STATED PROBLEM | Can you reproduce the data beneath, keeping every line exact?

═══ RECORDS SHOWN

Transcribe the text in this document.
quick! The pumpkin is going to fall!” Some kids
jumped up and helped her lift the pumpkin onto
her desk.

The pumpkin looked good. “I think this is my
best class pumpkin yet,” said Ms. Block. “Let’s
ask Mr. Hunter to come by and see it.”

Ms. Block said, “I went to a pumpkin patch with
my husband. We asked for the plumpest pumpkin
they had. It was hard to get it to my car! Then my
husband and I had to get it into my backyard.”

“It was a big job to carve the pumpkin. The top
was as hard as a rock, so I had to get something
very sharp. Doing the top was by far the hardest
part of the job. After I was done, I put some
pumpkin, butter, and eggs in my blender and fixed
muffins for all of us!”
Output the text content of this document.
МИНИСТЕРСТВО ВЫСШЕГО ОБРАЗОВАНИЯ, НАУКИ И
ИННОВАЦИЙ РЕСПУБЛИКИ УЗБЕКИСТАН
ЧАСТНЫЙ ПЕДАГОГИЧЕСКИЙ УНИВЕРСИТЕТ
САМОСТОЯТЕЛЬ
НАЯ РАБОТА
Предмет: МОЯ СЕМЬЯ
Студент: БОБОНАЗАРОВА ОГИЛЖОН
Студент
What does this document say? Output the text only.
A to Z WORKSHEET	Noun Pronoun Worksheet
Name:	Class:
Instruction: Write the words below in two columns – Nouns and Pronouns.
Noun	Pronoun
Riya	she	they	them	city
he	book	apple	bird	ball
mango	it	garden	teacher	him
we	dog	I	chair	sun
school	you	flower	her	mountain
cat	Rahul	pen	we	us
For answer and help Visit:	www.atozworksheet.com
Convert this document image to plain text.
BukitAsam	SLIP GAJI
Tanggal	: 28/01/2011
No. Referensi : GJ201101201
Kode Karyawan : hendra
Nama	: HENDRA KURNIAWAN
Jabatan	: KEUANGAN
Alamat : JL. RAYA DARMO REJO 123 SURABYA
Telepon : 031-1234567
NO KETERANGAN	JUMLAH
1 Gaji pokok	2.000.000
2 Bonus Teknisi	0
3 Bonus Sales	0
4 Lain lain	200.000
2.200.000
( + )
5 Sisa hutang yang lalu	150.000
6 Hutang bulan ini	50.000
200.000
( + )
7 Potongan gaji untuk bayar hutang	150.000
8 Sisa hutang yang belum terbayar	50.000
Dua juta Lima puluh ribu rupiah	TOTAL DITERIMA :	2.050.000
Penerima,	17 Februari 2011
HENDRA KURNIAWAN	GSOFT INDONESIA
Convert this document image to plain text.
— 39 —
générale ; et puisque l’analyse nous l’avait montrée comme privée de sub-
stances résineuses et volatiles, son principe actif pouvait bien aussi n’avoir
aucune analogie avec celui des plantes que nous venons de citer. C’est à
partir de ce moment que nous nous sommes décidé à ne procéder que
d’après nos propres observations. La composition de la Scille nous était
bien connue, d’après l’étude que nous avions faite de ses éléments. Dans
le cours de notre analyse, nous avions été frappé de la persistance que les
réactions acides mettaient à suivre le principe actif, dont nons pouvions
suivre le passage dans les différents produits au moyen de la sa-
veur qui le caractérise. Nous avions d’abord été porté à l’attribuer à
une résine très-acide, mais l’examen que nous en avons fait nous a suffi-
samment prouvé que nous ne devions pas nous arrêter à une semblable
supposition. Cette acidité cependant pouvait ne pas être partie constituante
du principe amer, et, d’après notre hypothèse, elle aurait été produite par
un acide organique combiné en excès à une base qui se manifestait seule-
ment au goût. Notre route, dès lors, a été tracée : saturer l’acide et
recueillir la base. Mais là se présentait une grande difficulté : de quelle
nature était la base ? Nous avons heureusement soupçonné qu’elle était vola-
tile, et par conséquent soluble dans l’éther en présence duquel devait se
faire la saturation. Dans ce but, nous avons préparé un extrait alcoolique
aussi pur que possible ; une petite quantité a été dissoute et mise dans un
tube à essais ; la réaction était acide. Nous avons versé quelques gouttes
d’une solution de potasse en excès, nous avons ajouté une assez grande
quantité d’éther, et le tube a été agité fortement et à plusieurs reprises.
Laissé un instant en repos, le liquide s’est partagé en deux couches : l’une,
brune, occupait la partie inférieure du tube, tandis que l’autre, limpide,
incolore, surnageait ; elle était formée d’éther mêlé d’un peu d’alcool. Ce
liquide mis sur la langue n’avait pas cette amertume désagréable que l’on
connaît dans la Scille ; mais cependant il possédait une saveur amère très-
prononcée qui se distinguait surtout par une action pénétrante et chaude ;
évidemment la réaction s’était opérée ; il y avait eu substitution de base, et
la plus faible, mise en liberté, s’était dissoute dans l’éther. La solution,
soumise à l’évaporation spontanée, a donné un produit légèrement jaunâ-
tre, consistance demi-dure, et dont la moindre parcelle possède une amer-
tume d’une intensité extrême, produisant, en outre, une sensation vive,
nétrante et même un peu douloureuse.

══════

FINAL RESULT |
Transcribe the text in this document.
quick! The pumpkin is going to fall!” Some kids
jumped up and helped her lift the pumpkin onto
her desk.

The pumpkin looked good. “I think this is my
best class pumpkin yet,” said Ms. Block. “Let’s
ask Mr. Hunter to come by and see it.”

Ms. Block said, “I went to a pumpkin patch with
my husband. We asked for the plumpest pumpkin
they had. It was hard to get it to my car! Then my
husband and I had to get it into my backyard.”

“It was a big job to carve the pumpkin. The top
was as hard as a rock, so I had to get something
very sharp. Doing the top was by far the hardest
part of the job. After I was done, I put some
pumpkin, butter, and eggs in my blender and fixed
muffins for all of us!”
Output the text content of this document.
МИНИСТЕРСТВО ВЫСШЕГО ОБРАЗОВАНИЯ, НАУКИ И
ИННОВАЦИЙ РЕСПУБЛИКИ УЗБЕКИСТАН
ЧАСТНЫЙ ПЕДАГОГИЧЕСКИЙ УНИВЕРСИТЕТ
САМОСТОЯТЕЛЬ
НАЯ РАБОТА
Предмет: МОЯ СЕМЬЯ
Студент: БОБОНАЗАРОВА ОГИЛЖОН
Студент
What does this document say? Output the text only.
A to Z WORKSHEET	Noun Pronoun Worksheet
Name:	Class:
Instruction: Write the words below in two columns – Nouns and Pronouns.
Noun	Pronoun
Riya	she	they	them	city
he	book	apple	bird	ball
mango	it	garden	teacher	him
we	dog	I	chair	sun
school	you	flower	her	mountain
cat	Rahul	pen	we	us
For answer and help Visit:	www.atozworksheet.com
Convert this document image to plain text.
BukitAsam	SLIP GAJI
Tanggal	: 28/01/2011
No. Referensi : GJ201101201
Kode Karyawan : hendra
Nama	: HENDRA KURNIAWAN
Jabatan	: KEUANGAN
Alamat : JL. RAYA DARMO REJO 123 SURABYA
Telepon : 031-1234567
NO KETERANGAN	JUMLAH
1 Gaji pokok	2.000.000
2 Bonus Teknisi	0
3 Bonus Sales	0
4 Lain lain	200.000
2.200.000
( + )
5 Sisa hutang yang lalu	150.000
6 Hutang bulan ini	50.000
200.000
( + )
7 Potongan gaji untuk bayar hutang	150.000
8 Sisa hutang yang belum terbayar	50.000
Dua juta Lima puluh ribu rupiah	TOTAL DITERIMA :	2.050.000
Penerima,	17 Februari 2011
HENDRA KURNIAWAN	GSOFT INDONESIA
Convert this document image to plain text.
— 39 —
générale ; et puisque l’analyse nous l’avait montrée comme privée de sub-
stances résineuses et volatiles, son principe actif pouvait bien aussi n’avoir
aucune analogie avec celui des plantes que nous venons de citer. C’est à
partir de ce moment que nous nous sommes décidé à ne procéder que
d’après nos propres observations. La composition de la Scille nous était
bien connue, d’après l’étude que nous avions faite de ses éléments. Dans
le cours de notre analyse, nous avions été frappé de la persistance que les
réactions acides mettaient à suivre le principe actif, dont nons pouvions
suivre le passage dans les différents produits au moyen de la sa-
veur qui le caractérise. Nous avions d’abord été porté à l’attribuer à
une résine très-acide, mais l’examen que nous en avons fait nous a suffi-
samment prouvé que nous ne devions pas nous arrêter à une semblable
supposition. Cette acidité cependant pouvait ne pas être partie constituante
du principe amer, et, d’après notre hypothèse, elle aurait été produite par
un acide organique combiné en excès à une base qui se manifestait seule-
ment au goût. Notre route, dès lors, a été tracée : saturer l’acide et
recueillir la base. Mais là se présentait une grande difficulté : de quelle
nature était la base ? Nous avons heureusement soupçonné qu’elle était vola-
tile, et par conséquent soluble dans l’éther en présence duquel devait se
faire la saturation. Dans ce but, nous avons préparé un extrait alcoolique
aussi pur que possible ; une petite quantité a été dissoute et mise dans un
tube à essais ; la réaction était acide. Nous avons versé quelques gouttes
d’une solution de potasse en excès, nous avons ajouté une assez grande
quantité d’éther, et le tube a été agité fortement et à plusieurs reprises.
Laissé un instant en repos, le liquide s’est partagé en deux couches : l’une,
brune, occupait la partie inférieure du tube, tandis que l’autre, limpide,
incolore, surnageait ; elle était formée d’éther mêlé d’un peu d’alcool. Ce
liquide mis sur la langue n’avait pas cette amertume désagréable que l’on
connaît dans la Scille ; mais cependant il possédait une saveur amère très-
prononcée qui se distinguait surtout par une action pénétrante et chaude ;
évidemment la réaction s’était opérée ; il y avait eu substitution de base, et
la plus faible, mise en liberté, s’était dissoute dans l’éther. La solution,
soumise à l’évaporation spontanée, a donné un produit légèrement jaunâ-
tre, consistance demi-dure, et dont la moindre parcelle possède une amer-
tume d’une intensité extrême, produisant, en outre, une sensation vive,
nétrante et même un peu douloureuse.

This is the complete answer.